=== TO BE DONE ===
Can you repeat all of these lines, swapping every "bar-segment-hard" for "bar-segment-solid" and keeping everything else as it is, with the pictures left out?

=== SOURCE MATERIAL ===
## Begin
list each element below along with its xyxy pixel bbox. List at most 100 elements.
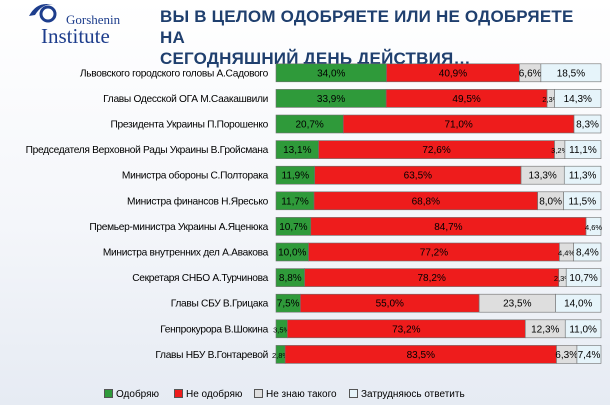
data-label: 33,9% — [317, 94, 345, 105]
bar-row: Министра внутренних дел А.Авакова 10,0% 77… — [103, 242, 602, 262]
legend-swatch — [254, 389, 263, 398]
data-label: 11,9% — [282, 171, 310, 182]
bar-segment-hard — [565, 268, 602, 287]
data-label: 14,3% — [564, 94, 592, 105]
data-label: 8,8% — [279, 273, 302, 284]
data-label: 40,9% — [439, 68, 467, 79]
bar-segment-hard — [576, 345, 602, 364]
bar-segment-hard — [573, 114, 602, 134]
bar-row: Министра обороны С.Полторака 11,9% 63,5% 13… — [122, 165, 602, 185]
data-label: 3,5% — [273, 325, 290, 334]
category-label: Львовского городского головы А.Садового — [80, 68, 269, 79]
data-label: 6,6% — [519, 68, 542, 79]
bar-row: Главы СБУ В.Грицака 7,5% 55,0% 23,5% 14,0% — [171, 293, 602, 313]
bar-segment-hard — [564, 140, 602, 159]
bar-segment-hard — [585, 217, 602, 236]
category-label: Главы Одесской ОГА М.Саакашвили — [103, 94, 268, 105]
data-label: 83,5% — [407, 350, 435, 361]
chart-title: ВЫ В ЦЕЛОМ ОДОБРЯЕТЕ ИЛИ НЕ ОДОБРЯЕТЕ НА… — [160, 6, 600, 69]
legend-label: Не знаю такого — [266, 389, 337, 400]
legend-swatch — [349, 389, 358, 398]
brand-logo: Gorshenin Institute — [6, 2, 136, 52]
data-label: 7,4% — [578, 350, 601, 361]
data-label: 8,0% — [539, 196, 562, 207]
legend-item: Не знаю такого — [254, 389, 337, 400]
legend-label: Не одобряю — [186, 389, 243, 400]
data-label: 18,5% — [557, 68, 585, 79]
data-label: 14,0% — [564, 299, 592, 310]
bar-row: Главы НБУ В.Гонтаревой 2,8% 83,5% 6,3% 7,4% — [155, 345, 602, 364]
bar-segment-hard — [564, 319, 602, 339]
data-label: 78,2% — [418, 273, 446, 284]
data-label: 2,3% — [554, 274, 571, 283]
category-label: Министра финансов Н.Яресько — [127, 195, 269, 207]
data-label: 13,3% — [528, 171, 556, 182]
bar-segment-hard — [563, 165, 602, 185]
data-label: 84,7% — [434, 222, 462, 233]
category-label: Главы СБУ В.Грицака — [171, 299, 269, 310]
category-label: Председателя Верховной Рады Украины В.Гр… — [26, 145, 269, 156]
legend-item: Не одобряю — [174, 389, 242, 400]
category-label: Министра внутренних дел А.Авакова — [103, 248, 269, 259]
bar-row: Главы Одесской ОГА М.Саакашвили 33,9% 49,5… — [103, 89, 602, 108]
data-label: 73,2% — [392, 324, 420, 335]
data-label: 6,3% — [555, 350, 578, 361]
data-label: 3,2% — [551, 146, 568, 155]
legend-label: Затрудняюсь ответить — [361, 389, 465, 400]
data-label: 20,7% — [295, 120, 323, 131]
data-label: 8,3% — [576, 120, 599, 131]
data-label: 49,5% — [452, 94, 480, 105]
data-label: 2,8% — [272, 351, 289, 360]
bar-row: Председателя Верховной Рады Украины В.Гр… — [26, 140, 602, 159]
brand-subtitle: Institute — [41, 24, 110, 48]
data-label: 4,6% — [585, 223, 602, 232]
chart-title-line-1: ВЫ В ЦЕЛОМ ОДОБРЯЕТЕ ИЛИ НЕ ОДОБРЯЕТЕ НА — [160, 7, 574, 47]
bar-row: Секретаря СНБО А.Турчинова 8,8% 78,2% 2,3%1… — [132, 268, 602, 287]
category-label: Секретаря СНБО А.Турчинова — [132, 273, 268, 284]
data-label: 12,3% — [531, 324, 559, 335]
legend-label: Одобряю — [116, 389, 160, 400]
data-label: 7,5% — [277, 299, 300, 310]
category-label: Главы НБУ В.Гонтаревой — [155, 350, 268, 361]
data-label: 11,0% — [569, 324, 597, 335]
legend-swatch — [174, 389, 183, 398]
data-label: 10,7% — [569, 273, 597, 284]
data-label: 68,8% — [412, 196, 440, 207]
category-label: Премьер-министра Украины А.Яценюка — [89, 222, 268, 233]
bar-segment-hard — [555, 293, 602, 313]
chart-title-line-2: СЕГОДНЯШНИЙ ДЕНЬ ДЕЙСТВИЯ… — [160, 49, 471, 68]
category-label: Министра обороны С.Полторака — [122, 170, 269, 182]
data-label: 10,0% — [278, 248, 306, 259]
data-label: 63,5% — [404, 171, 432, 182]
bar-row: Львовского городского головы А.Садового 3… — [80, 63, 602, 83]
data-label: 11,1% — [569, 145, 597, 156]
data-label: 77,2% — [420, 248, 448, 259]
data-label: 71,0% — [444, 120, 472, 131]
bar-segment-hard — [573, 242, 602, 262]
logo-arc-icon — [29, 3, 57, 23]
category-label: Президента Украины П.Порошенко — [110, 120, 268, 131]
data-label: 11,7% — [281, 196, 309, 207]
bar-row: Генпрокурора В.Шокина 3,5% 73,2% 12,3% 11,0% — [160, 319, 602, 339]
data-label: 55,0% — [376, 299, 404, 310]
data-label: 23,5% — [503, 299, 531, 310]
data-label: 11,5% — [568, 196, 596, 207]
data-label: 34,0% — [317, 68, 345, 79]
data-label: 11,3% — [569, 171, 597, 182]
legend-item: Одобряю — [104, 389, 159, 400]
brand-name: Gorshenin — [66, 12, 121, 27]
category-label: Генпрокурора В.Шокина — [160, 324, 268, 335]
data-label: 4,4% — [558, 249, 575, 258]
data-label: 8,4% — [576, 248, 599, 259]
bar-segment-hard — [563, 191, 602, 211]
bar-row: Президента Украины П.Порошенко 20,7% 71,0%… — [110, 114, 602, 134]
legend-item: Затрудняюсь ответить — [349, 389, 465, 400]
data-label: 10,7% — [279, 222, 307, 233]
legend-swatch — [104, 389, 113, 398]
data-label: 72,6% — [422, 145, 450, 156]
bar-segment-hard — [554, 89, 602, 108]
bar-row: Премьер-министра Украины А.Яценюка 10,7% 8… — [89, 217, 602, 236]
bar-row: Министра финансов Н.Яресько 11,7% 68,8% 8,0… — [127, 191, 602, 211]
data-label: 13,1% — [283, 145, 311, 156]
## End
=== EXPECTED ANSWER ===
list each element below along with its xyxy pixel bbox. List at most 100 elements.
data-label: 33,9% — [317, 94, 345, 105]
bar-row: Министра внутренних дел А.Авакова 10,0% 77… — [103, 242, 602, 262]
legend-swatch — [254, 389, 263, 398]
data-label: 11,9% — [282, 171, 310, 182]
bar-segment-solid — [565, 268, 602, 287]
data-label: 14,3% — [564, 94, 592, 105]
data-label: 8,8% — [279, 273, 302, 284]
data-label: 40,9% — [439, 68, 467, 79]
bar-segment-solid — [576, 345, 602, 364]
bar-segment-solid — [573, 114, 602, 134]
bar-row: Министра обороны С.Полторака 11,9% 63,5% 13… — [122, 165, 602, 185]
data-label: 3,5% — [273, 325, 290, 334]
category-label: Львовского городского головы А.Садового — [80, 68, 269, 79]
data-label: 6,6% — [519, 68, 542, 79]
bar-row: Главы СБУ В.Грицака 7,5% 55,0% 23,5% 14,0% — [171, 293, 602, 313]
bar-segment-solid — [564, 140, 602, 159]
bar-segment-solid — [585, 217, 602, 236]
category-label: Главы Одесской ОГА М.Саакашвили — [103, 94, 268, 105]
data-label: 83,5% — [407, 350, 435, 361]
chart-title: ВЫ В ЦЕЛОМ ОДОБРЯЕТЕ ИЛИ НЕ ОДОБРЯЕТЕ НА… — [160, 6, 600, 69]
legend-label: Не знаю такого — [266, 389, 337, 400]
legend-swatch — [349, 389, 358, 398]
brand-logo: Gorshenin Institute — [6, 2, 136, 52]
data-label: 7,4% — [578, 350, 601, 361]
data-label: 8,0% — [539, 196, 562, 207]
legend-item: Не знаю такого — [254, 389, 337, 400]
legend-label: Не одобряю — [186, 389, 243, 400]
data-label: 18,5% — [557, 68, 585, 79]
data-label: 14,0% — [564, 299, 592, 310]
bar-row: Главы НБУ В.Гонтаревой 2,8% 83,5% 6,3% 7,4% — [155, 345, 602, 364]
bar-segment-solid — [564, 319, 602, 339]
data-label: 78,2% — [418, 273, 446, 284]
data-label: 2,3% — [554, 274, 571, 283]
category-label: Министра финансов Н.Яресько — [127, 195, 269, 207]
data-label: 13,3% — [528, 171, 556, 182]
bar-segment-solid — [563, 165, 602, 185]
data-label: 84,7% — [434, 222, 462, 233]
category-label: Главы СБУ В.Грицака — [171, 299, 269, 310]
category-label: Председателя Верховной Рады Украины В.Гр… — [26, 145, 269, 156]
legend-item: Не одобряю — [174, 389, 242, 400]
category-label: Министра внутренних дел А.Авакова — [103, 248, 269, 259]
bar-row: Главы Одесской ОГА М.Саакашвили 33,9% 49,5… — [103, 89, 602, 108]
data-label: 73,2% — [392, 324, 420, 335]
data-label: 6,3% — [555, 350, 578, 361]
data-label: 3,2% — [551, 146, 568, 155]
legend-label: Затрудняюсь ответить — [361, 389, 465, 400]
data-label: 20,7% — [295, 120, 323, 131]
data-label: 8,3% — [576, 120, 599, 131]
data-label: 49,5% — [452, 94, 480, 105]
data-label: 2,8% — [272, 351, 289, 360]
bar-row: Председателя Верховной Рады Украины В.Гр… — [26, 140, 602, 159]
brand-subtitle: Institute — [41, 24, 110, 48]
data-label: 4,6% — [585, 223, 602, 232]
chart-title-line-1: ВЫ В ЦЕЛОМ ОДОБРЯЕТЕ ИЛИ НЕ ОДОБРЯЕТЕ НА — [160, 7, 574, 47]
bar-row: Секретаря СНБО А.Турчинова 8,8% 78,2% 2,3%1… — [132, 268, 602, 287]
category-label: Секретаря СНБО А.Турчинова — [132, 273, 268, 284]
data-label: 12,3% — [531, 324, 559, 335]
legend-label: Одобряю — [116, 389, 160, 400]
data-label: 7,5% — [277, 299, 300, 310]
category-label: Главы НБУ В.Гонтаревой — [155, 350, 268, 361]
data-label: 11,0% — [569, 324, 597, 335]
legend-swatch — [174, 389, 183, 398]
data-label: 10,7% — [569, 273, 597, 284]
data-label: 68,8% — [412, 196, 440, 207]
category-label: Премьер-министра Украины А.Яценюка — [89, 222, 268, 233]
bar-segment-solid — [555, 293, 602, 313]
chart-title-line-2: СЕГОДНЯШНИЙ ДЕНЬ ДЕЙСТВИЯ… — [160, 49, 471, 68]
category-label: Министра обороны С.Полторака — [122, 170, 269, 182]
data-label: 10,0% — [278, 248, 306, 259]
data-label: 63,5% — [404, 171, 432, 182]
bar-row: Львовского городского головы А.Садового 3… — [80, 63, 602, 83]
data-label: 11,1% — [569, 145, 597, 156]
data-label: 77,2% — [420, 248, 448, 259]
data-label: 71,0% — [444, 120, 472, 131]
bar-segment-solid — [573, 242, 602, 262]
logo-arc-icon — [29, 3, 57, 23]
category-label: Президента Украины П.Порошенко — [110, 120, 268, 131]
data-label: 11,7% — [281, 196, 309, 207]
bar-row: Генпрокурора В.Шокина 3,5% 73,2% 12,3% 11,0% — [160, 319, 602, 339]
data-label: 55,0% — [376, 299, 404, 310]
data-label: 23,5% — [503, 299, 531, 310]
data-label: 11,5% — [568, 196, 596, 207]
data-label: 34,0% — [317, 68, 345, 79]
data-label: 11,3% — [569, 171, 597, 182]
legend-item: Одобряю — [104, 389, 159, 400]
brand-name: Gorshenin — [66, 12, 121, 27]
category-label: Генпрокурора В.Шокина — [160, 324, 268, 335]
data-label: 4,4% — [558, 249, 575, 258]
data-label: 8,4% — [576, 248, 599, 259]
bar-segment-solid — [563, 191, 602, 211]
bar-row: Президента Украины П.Порошенко 20,7% 71,0%… — [110, 114, 602, 134]
legend-item: Затрудняюсь ответить — [349, 389, 465, 400]
data-label: 10,7% — [279, 222, 307, 233]
legend-swatch — [104, 389, 113, 398]
data-label: 72,6% — [422, 145, 450, 156]
bar-segment-solid — [554, 89, 602, 108]
bar-row: Премьер-министра Украины А.Яценюка 10,7% 8… — [89, 217, 602, 236]
bar-row: Министра финансов Н.Яресько 11,7% 68,8% 8,0… — [127, 191, 602, 211]
data-label: 13,1% — [283, 145, 311, 156]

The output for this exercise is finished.